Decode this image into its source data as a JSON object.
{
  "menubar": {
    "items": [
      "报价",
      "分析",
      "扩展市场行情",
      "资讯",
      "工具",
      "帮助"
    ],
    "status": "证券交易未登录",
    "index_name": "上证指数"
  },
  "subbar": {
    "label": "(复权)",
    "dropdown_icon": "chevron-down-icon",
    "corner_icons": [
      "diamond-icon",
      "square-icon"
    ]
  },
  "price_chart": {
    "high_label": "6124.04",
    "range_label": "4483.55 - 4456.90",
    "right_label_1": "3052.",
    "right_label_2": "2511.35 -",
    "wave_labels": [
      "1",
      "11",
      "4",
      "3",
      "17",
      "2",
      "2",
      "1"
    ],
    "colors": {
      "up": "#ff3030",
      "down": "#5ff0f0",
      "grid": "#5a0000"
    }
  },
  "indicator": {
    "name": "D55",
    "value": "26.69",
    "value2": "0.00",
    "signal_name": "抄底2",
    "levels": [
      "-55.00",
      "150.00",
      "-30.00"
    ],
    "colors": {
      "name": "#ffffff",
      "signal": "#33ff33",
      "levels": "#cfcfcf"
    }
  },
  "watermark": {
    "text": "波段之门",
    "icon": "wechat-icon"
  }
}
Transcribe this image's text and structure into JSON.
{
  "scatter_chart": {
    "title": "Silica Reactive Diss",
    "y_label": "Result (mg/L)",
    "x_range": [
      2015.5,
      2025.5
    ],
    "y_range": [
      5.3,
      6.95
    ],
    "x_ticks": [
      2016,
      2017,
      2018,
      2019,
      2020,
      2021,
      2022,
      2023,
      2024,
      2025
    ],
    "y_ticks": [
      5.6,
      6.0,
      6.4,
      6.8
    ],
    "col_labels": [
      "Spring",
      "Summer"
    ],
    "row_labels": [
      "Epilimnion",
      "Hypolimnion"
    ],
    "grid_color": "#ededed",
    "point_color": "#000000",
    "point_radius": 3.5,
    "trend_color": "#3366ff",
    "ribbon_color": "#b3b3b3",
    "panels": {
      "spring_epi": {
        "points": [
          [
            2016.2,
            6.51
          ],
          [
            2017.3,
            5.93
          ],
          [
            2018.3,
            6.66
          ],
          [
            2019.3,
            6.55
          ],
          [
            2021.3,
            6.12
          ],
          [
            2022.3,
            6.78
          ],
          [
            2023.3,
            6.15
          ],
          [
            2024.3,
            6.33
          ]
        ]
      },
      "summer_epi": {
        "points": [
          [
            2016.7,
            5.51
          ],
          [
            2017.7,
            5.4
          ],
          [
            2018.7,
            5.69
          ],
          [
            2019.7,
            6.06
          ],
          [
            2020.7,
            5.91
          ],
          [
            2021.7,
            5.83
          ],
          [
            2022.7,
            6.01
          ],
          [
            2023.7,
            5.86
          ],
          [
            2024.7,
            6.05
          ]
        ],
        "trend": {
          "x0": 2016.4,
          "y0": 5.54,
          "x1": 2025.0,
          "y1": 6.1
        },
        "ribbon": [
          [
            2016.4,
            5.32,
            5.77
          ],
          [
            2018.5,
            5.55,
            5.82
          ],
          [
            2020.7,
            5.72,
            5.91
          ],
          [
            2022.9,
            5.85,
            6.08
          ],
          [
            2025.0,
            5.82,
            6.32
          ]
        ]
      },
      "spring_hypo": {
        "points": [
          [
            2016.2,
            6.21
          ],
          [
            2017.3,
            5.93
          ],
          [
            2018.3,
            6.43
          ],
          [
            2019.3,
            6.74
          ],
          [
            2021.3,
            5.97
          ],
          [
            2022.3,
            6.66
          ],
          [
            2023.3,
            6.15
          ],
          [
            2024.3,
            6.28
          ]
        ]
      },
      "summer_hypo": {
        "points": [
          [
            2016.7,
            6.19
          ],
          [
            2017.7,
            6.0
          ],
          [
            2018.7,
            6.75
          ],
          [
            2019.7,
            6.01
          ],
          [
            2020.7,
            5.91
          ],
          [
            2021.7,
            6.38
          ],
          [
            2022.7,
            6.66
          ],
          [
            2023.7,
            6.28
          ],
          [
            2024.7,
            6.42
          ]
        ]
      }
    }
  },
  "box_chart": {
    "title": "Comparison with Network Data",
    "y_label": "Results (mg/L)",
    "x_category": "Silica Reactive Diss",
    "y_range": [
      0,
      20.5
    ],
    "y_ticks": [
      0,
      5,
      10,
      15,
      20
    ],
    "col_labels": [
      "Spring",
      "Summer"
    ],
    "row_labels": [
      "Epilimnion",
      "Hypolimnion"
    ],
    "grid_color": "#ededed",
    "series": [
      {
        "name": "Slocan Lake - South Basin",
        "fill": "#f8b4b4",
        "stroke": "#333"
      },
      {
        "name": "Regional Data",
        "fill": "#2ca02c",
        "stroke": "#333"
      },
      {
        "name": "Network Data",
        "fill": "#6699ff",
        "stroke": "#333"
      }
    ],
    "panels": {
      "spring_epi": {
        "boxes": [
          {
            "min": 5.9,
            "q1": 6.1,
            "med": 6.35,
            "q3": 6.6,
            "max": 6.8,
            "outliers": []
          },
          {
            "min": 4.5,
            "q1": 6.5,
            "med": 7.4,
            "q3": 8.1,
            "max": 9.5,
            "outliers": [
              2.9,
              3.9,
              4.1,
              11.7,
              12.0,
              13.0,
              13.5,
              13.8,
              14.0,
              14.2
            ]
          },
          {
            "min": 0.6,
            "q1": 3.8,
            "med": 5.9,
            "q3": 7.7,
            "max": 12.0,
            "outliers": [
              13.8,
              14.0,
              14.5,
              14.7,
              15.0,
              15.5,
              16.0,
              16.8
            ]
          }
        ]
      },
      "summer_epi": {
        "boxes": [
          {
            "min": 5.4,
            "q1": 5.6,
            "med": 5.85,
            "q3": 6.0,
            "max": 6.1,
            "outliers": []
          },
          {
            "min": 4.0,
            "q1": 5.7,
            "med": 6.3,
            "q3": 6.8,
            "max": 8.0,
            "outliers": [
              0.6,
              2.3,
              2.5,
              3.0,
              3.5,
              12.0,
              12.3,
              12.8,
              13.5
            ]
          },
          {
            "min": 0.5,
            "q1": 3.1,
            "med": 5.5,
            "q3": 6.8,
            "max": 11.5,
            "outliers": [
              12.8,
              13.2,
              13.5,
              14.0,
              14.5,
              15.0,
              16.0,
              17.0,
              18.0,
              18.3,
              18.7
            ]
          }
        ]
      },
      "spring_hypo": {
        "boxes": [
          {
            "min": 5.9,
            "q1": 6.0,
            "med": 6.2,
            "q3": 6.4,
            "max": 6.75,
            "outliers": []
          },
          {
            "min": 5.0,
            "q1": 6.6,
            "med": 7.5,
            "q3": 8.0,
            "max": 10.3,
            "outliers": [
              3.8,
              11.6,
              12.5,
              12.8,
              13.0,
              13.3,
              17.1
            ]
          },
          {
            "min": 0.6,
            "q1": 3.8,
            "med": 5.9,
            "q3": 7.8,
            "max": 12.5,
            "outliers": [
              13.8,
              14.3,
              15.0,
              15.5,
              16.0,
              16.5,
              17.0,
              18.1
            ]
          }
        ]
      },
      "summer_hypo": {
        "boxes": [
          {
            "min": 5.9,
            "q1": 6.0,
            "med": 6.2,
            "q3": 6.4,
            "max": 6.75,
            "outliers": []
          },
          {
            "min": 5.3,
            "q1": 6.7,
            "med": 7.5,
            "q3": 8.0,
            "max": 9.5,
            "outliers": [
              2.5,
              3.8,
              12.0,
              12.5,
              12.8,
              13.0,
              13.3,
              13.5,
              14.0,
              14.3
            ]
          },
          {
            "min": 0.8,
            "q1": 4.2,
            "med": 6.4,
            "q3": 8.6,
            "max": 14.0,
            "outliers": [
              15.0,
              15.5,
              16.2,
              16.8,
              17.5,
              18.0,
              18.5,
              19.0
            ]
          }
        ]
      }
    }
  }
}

•••••

Problem statement
Where a line above contains the string "title", copy that line.

Worked answer
    "title": "Silica Reactive Diss",
    "title": "Comparison with Network Data",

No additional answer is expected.